◆ **LISTED RECORDS**

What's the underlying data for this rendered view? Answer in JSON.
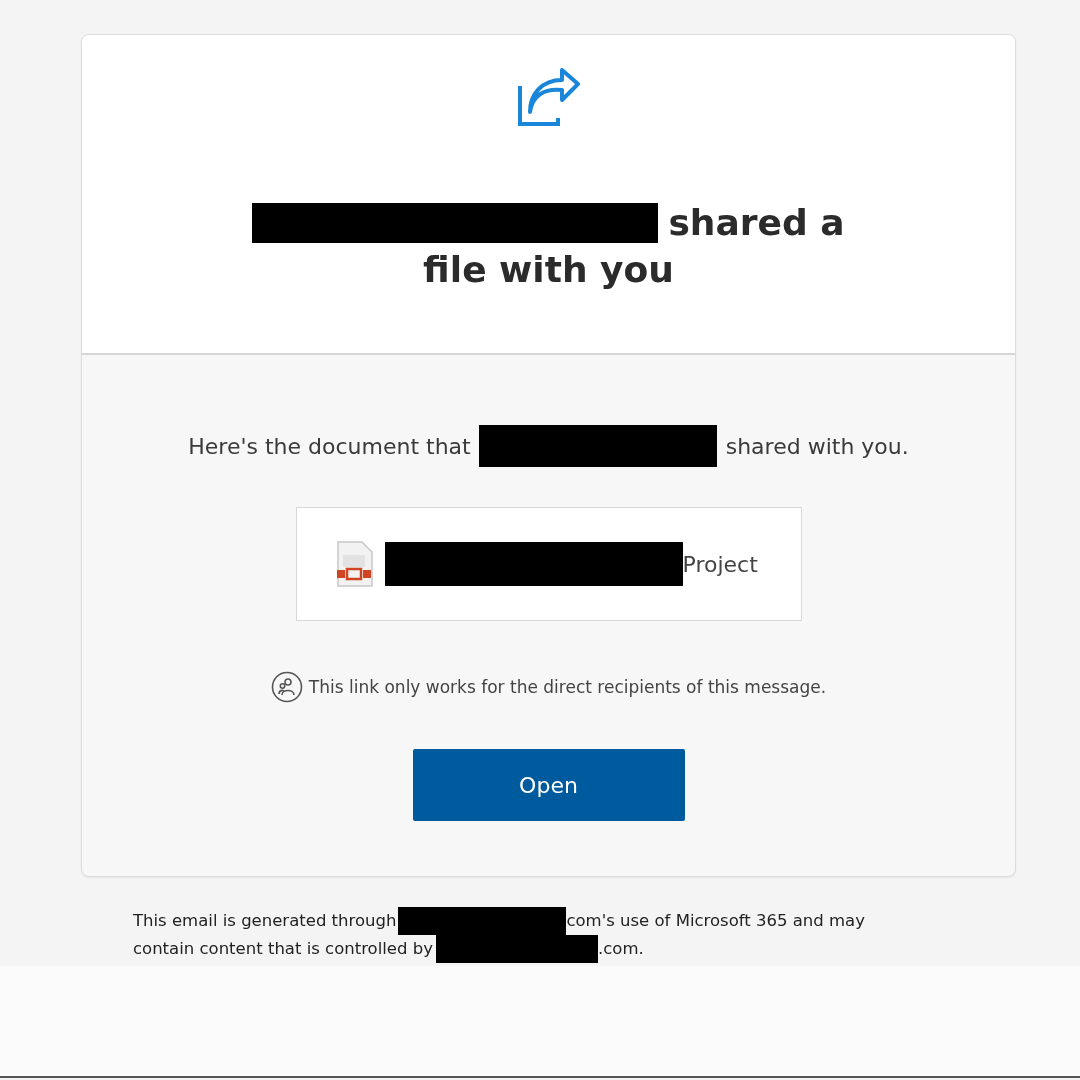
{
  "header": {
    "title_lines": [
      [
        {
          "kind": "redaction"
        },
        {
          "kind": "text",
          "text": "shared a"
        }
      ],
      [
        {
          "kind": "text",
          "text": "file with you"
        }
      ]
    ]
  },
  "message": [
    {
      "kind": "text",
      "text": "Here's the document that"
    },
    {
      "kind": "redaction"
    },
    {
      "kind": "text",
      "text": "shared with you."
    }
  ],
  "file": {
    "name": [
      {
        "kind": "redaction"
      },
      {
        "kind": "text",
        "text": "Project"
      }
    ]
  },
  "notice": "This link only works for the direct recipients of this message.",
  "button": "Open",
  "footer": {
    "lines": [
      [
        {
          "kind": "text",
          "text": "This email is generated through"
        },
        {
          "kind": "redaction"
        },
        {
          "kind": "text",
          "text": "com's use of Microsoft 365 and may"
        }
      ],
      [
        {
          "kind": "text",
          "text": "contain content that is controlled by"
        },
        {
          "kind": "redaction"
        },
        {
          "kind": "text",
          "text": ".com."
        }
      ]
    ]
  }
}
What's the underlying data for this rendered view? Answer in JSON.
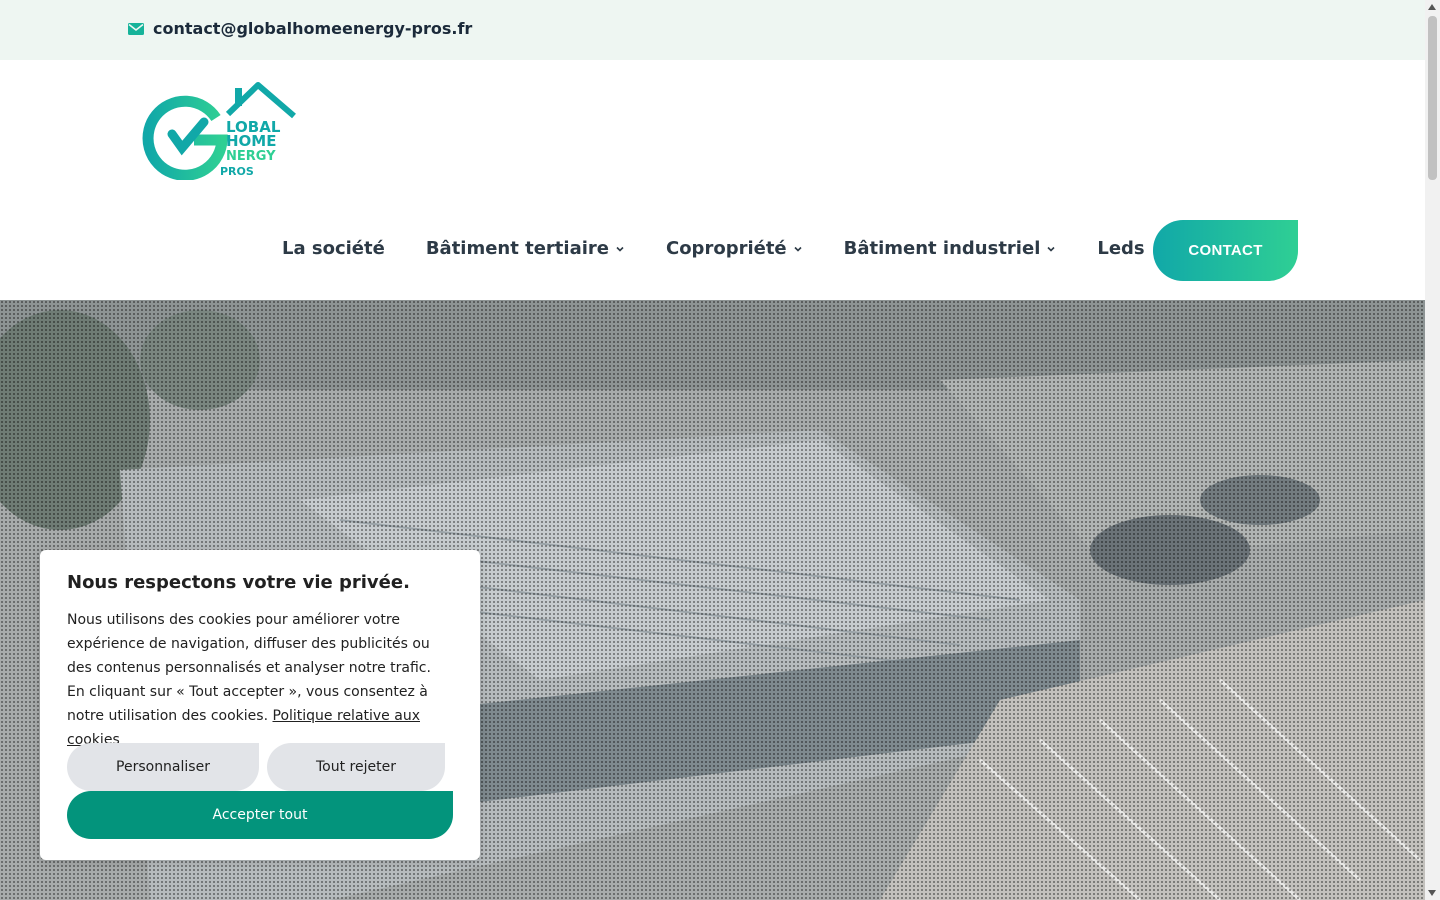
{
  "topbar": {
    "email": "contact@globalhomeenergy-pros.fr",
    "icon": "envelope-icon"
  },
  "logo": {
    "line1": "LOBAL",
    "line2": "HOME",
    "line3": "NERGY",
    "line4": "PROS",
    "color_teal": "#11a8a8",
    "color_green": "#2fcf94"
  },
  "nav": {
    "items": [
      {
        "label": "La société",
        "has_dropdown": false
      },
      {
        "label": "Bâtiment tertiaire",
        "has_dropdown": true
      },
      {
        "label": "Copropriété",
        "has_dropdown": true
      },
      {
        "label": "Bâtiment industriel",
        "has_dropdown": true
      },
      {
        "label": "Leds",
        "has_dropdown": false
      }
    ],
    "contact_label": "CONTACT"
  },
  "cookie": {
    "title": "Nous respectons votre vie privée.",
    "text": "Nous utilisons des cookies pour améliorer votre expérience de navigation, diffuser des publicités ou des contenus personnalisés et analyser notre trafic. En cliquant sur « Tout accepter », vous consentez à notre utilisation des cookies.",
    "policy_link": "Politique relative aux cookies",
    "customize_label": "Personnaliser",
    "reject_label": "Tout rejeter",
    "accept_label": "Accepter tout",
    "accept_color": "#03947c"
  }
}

◆ **TASK INSTRUCTIONS**
Find every line with the word "votre" and state how many there are, with no other words.

◆ **RESPONSE**
2